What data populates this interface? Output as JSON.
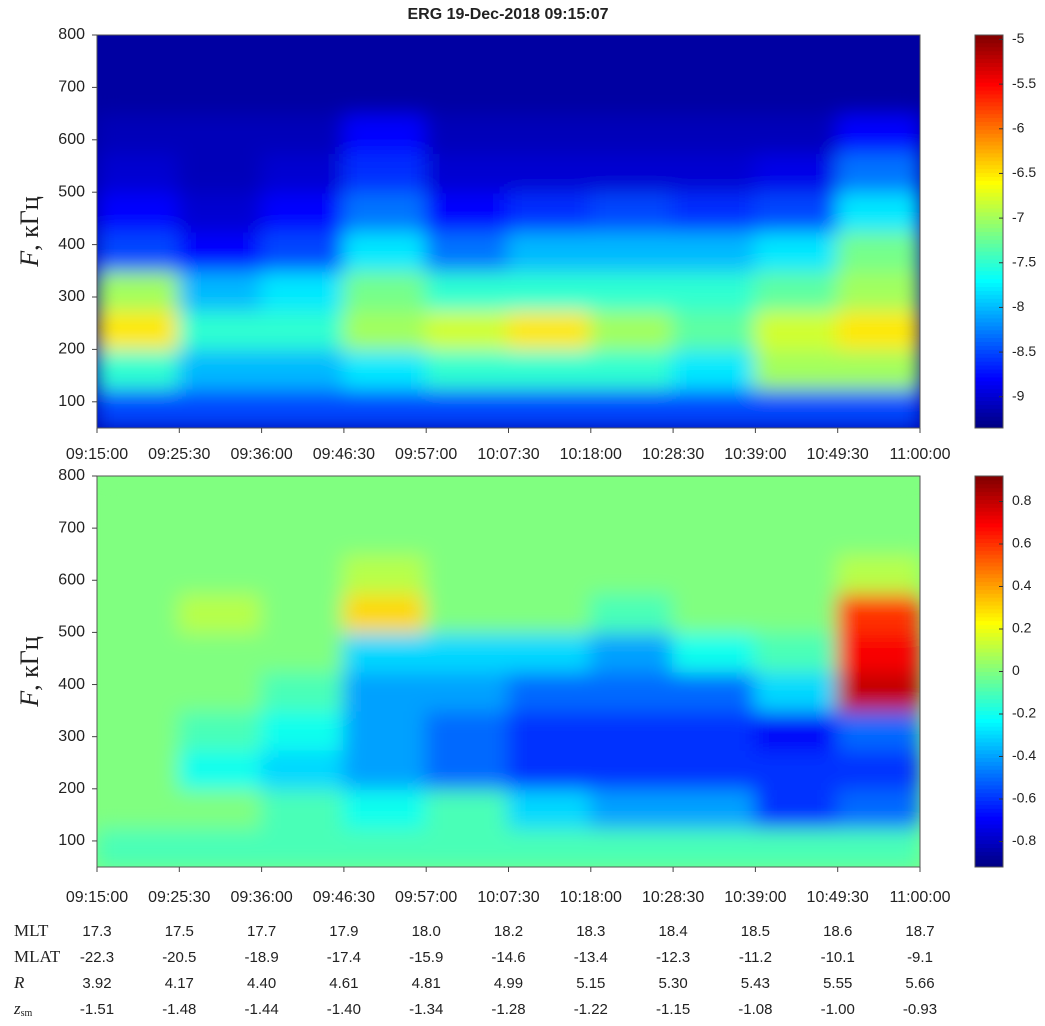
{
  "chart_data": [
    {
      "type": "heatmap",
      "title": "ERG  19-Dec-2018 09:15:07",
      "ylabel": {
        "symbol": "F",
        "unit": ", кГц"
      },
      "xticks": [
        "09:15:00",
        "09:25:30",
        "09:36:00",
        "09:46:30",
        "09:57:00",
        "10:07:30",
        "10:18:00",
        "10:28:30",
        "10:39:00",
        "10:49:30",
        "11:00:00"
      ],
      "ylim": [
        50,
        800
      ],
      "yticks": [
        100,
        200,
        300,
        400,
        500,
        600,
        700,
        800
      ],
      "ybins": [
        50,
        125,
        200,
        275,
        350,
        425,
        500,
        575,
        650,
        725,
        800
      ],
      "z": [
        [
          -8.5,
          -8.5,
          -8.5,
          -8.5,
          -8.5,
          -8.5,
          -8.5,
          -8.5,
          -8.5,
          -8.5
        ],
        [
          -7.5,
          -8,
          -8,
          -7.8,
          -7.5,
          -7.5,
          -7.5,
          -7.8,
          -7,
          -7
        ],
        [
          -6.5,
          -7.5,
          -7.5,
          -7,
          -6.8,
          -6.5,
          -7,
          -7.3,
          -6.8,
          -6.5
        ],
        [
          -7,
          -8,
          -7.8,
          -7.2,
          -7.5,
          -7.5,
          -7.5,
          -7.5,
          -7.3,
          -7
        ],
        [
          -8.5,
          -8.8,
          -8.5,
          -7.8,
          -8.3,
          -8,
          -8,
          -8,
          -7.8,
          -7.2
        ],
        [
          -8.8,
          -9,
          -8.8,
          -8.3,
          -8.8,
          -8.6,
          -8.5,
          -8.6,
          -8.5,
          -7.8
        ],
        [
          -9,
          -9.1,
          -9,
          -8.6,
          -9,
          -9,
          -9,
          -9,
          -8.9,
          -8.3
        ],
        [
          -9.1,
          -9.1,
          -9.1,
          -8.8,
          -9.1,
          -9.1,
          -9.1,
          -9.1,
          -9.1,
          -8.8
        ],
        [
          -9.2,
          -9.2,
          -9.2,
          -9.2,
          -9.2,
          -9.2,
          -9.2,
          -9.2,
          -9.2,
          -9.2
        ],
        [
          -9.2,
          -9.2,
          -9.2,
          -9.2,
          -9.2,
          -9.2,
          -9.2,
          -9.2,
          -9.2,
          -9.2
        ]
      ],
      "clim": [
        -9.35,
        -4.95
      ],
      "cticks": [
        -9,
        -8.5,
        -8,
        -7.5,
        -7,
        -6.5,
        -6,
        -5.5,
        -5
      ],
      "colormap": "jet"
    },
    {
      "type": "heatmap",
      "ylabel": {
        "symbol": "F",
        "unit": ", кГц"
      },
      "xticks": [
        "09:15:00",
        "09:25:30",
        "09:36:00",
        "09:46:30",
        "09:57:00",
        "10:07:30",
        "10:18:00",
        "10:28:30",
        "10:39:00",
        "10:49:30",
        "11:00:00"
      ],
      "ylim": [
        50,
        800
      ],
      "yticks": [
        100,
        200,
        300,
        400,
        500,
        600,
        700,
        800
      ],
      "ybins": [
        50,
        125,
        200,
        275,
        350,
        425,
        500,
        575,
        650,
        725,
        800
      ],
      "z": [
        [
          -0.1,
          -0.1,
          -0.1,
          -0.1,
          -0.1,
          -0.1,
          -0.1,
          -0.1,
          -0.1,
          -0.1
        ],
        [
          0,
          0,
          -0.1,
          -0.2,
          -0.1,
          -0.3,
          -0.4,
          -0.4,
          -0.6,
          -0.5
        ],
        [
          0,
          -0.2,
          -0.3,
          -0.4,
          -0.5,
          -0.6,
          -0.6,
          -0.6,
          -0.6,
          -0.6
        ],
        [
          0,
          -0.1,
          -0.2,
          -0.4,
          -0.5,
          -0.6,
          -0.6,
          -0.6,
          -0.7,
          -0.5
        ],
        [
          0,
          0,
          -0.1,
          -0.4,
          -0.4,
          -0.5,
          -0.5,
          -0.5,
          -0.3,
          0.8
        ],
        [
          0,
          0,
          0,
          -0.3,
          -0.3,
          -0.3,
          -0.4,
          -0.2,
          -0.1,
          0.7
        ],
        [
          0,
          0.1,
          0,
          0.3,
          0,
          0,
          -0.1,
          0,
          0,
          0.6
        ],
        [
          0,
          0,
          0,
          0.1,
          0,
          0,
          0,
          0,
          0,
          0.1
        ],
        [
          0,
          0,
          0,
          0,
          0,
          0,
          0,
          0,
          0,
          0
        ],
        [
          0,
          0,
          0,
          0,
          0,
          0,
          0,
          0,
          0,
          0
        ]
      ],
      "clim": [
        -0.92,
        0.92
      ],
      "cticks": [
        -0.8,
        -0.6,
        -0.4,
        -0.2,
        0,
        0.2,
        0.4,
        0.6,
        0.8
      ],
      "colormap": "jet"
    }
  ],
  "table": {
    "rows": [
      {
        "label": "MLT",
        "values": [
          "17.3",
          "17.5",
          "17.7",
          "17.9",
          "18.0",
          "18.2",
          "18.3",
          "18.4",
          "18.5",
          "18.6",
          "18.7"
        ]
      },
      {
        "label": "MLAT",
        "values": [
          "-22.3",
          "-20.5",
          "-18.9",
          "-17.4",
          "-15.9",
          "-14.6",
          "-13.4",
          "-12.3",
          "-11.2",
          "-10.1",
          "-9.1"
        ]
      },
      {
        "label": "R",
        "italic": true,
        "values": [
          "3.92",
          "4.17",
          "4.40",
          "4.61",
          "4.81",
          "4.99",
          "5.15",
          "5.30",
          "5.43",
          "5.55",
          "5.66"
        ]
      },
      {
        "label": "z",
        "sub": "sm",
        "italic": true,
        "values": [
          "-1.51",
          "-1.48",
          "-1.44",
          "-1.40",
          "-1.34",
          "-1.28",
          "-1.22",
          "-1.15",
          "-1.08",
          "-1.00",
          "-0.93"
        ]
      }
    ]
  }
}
§
■ **PROMPT**:
Could you repeat all of the material exactly? Pictures should not be copied.

■ **OUTPUT FOR THIS TASK**:
What data populates this interface? Output as JSON.
{
  "chart_data": [
    {
      "type": "heatmap",
      "title": "ERG  19-Dec-2018 09:15:07",
      "ylabel": {
        "symbol": "F",
        "unit": ", кГц"
      },
      "xticks": [
        "09:15:00",
        "09:25:30",
        "09:36:00",
        "09:46:30",
        "09:57:00",
        "10:07:30",
        "10:18:00",
        "10:28:30",
        "10:39:00",
        "10:49:30",
        "11:00:00"
      ],
      "ylim": [
        50,
        800
      ],
      "yticks": [
        100,
        200,
        300,
        400,
        500,
        600,
        700,
        800
      ],
      "ybins": [
        50,
        125,
        200,
        275,
        350,
        425,
        500,
        575,
        650,
        725,
        800
      ],
      "z": [
        [
          -8.5,
          -8.5,
          -8.5,
          -8.5,
          -8.5,
          -8.5,
          -8.5,
          -8.5,
          -8.5,
          -8.5
        ],
        [
          -7.5,
          -8,
          -8,
          -7.8,
          -7.5,
          -7.5,
          -7.5,
          -7.8,
          -7,
          -7
        ],
        [
          -6.5,
          -7.5,
          -7.5,
          -7,
          -6.8,
          -6.5,
          -7,
          -7.3,
          -6.8,
          -6.5
        ],
        [
          -7,
          -8,
          -7.8,
          -7.2,
          -7.5,
          -7.5,
          -7.5,
          -7.5,
          -7.3,
          -7
        ],
        [
          -8.5,
          -8.8,
          -8.5,
          -7.8,
          -8.3,
          -8,
          -8,
          -8,
          -7.8,
          -7.2
        ],
        [
          -8.8,
          -9,
          -8.8,
          -8.3,
          -8.8,
          -8.6,
          -8.5,
          -8.6,
          -8.5,
          -7.8
        ],
        [
          -9,
          -9.1,
          -9,
          -8.6,
          -9,
          -9,
          -9,
          -9,
          -8.9,
          -8.3
        ],
        [
          -9.1,
          -9.1,
          -9.1,
          -8.8,
          -9.1,
          -9.1,
          -9.1,
          -9.1,
          -9.1,
          -8.8
        ],
        [
          -9.2,
          -9.2,
          -9.2,
          -9.2,
          -9.2,
          -9.2,
          -9.2,
          -9.2,
          -9.2,
          -9.2
        ],
        [
          -9.2,
          -9.2,
          -9.2,
          -9.2,
          -9.2,
          -9.2,
          -9.2,
          -9.2,
          -9.2,
          -9.2
        ]
      ],
      "clim": [
        -9.35,
        -4.95
      ],
      "cticks": [
        -9,
        -8.5,
        -8,
        -7.5,
        -7,
        -6.5,
        -6,
        -5.5,
        -5
      ],
      "colormap": "jet"
    },
    {
      "type": "heatmap",
      "ylabel": {
        "symbol": "F",
        "unit": ", кГц"
      },
      "xticks": [
        "09:15:00",
        "09:25:30",
        "09:36:00",
        "09:46:30",
        "09:57:00",
        "10:07:30",
        "10:18:00",
        "10:28:30",
        "10:39:00",
        "10:49:30",
        "11:00:00"
      ],
      "ylim": [
        50,
        800
      ],
      "yticks": [
        100,
        200,
        300,
        400,
        500,
        600,
        700,
        800
      ],
      "ybins": [
        50,
        125,
        200,
        275,
        350,
        425,
        500,
        575,
        650,
        725,
        800
      ],
      "z": [
        [
          -0.1,
          -0.1,
          -0.1,
          -0.1,
          -0.1,
          -0.1,
          -0.1,
          -0.1,
          -0.1,
          -0.1
        ],
        [
          0,
          0,
          -0.1,
          -0.2,
          -0.1,
          -0.3,
          -0.4,
          -0.4,
          -0.6,
          -0.5
        ],
        [
          0,
          -0.2,
          -0.3,
          -0.4,
          -0.5,
          -0.6,
          -0.6,
          -0.6,
          -0.6,
          -0.6
        ],
        [
          0,
          -0.1,
          -0.2,
          -0.4,
          -0.5,
          -0.6,
          -0.6,
          -0.6,
          -0.7,
          -0.5
        ],
        [
          0,
          0,
          -0.1,
          -0.4,
          -0.4,
          -0.5,
          -0.5,
          -0.5,
          -0.3,
          0.8
        ],
        [
          0,
          0,
          0,
          -0.3,
          -0.3,
          -0.3,
          -0.4,
          -0.2,
          -0.1,
          0.7
        ],
        [
          0,
          0.1,
          0,
          0.3,
          0,
          0,
          -0.1,
          0,
          0,
          0.6
        ],
        [
          0,
          0,
          0,
          0.1,
          0,
          0,
          0,
          0,
          0,
          0.1
        ],
        [
          0,
          0,
          0,
          0,
          0,
          0,
          0,
          0,
          0,
          0
        ],
        [
          0,
          0,
          0,
          0,
          0,
          0,
          0,
          0,
          0,
          0
        ]
      ],
      "clim": [
        -0.92,
        0.92
      ],
      "cticks": [
        -0.8,
        -0.6,
        -0.4,
        -0.2,
        0,
        0.2,
        0.4,
        0.6,
        0.8
      ],
      "colormap": "jet"
    }
  ],
  "table": {
    "rows": [
      {
        "label": "MLT",
        "values": [
          "17.3",
          "17.5",
          "17.7",
          "17.9",
          "18.0",
          "18.2",
          "18.3",
          "18.4",
          "18.5",
          "18.6",
          "18.7"
        ]
      },
      {
        "label": "MLAT",
        "values": [
          "-22.3",
          "-20.5",
          "-18.9",
          "-17.4",
          "-15.9",
          "-14.6",
          "-13.4",
          "-12.3",
          "-11.2",
          "-10.1",
          "-9.1"
        ]
      },
      {
        "label": "R",
        "italic": true,
        "values": [
          "3.92",
          "4.17",
          "4.40",
          "4.61",
          "4.81",
          "4.99",
          "5.15",
          "5.30",
          "5.43",
          "5.55",
          "5.66"
        ]
      },
      {
        "label": "z",
        "sub": "sm",
        "italic": true,
        "values": [
          "-1.51",
          "-1.48",
          "-1.44",
          "-1.40",
          "-1.34",
          "-1.28",
          "-1.22",
          "-1.15",
          "-1.08",
          "-1.00",
          "-0.93"
        ]
      }
    ]
  }
}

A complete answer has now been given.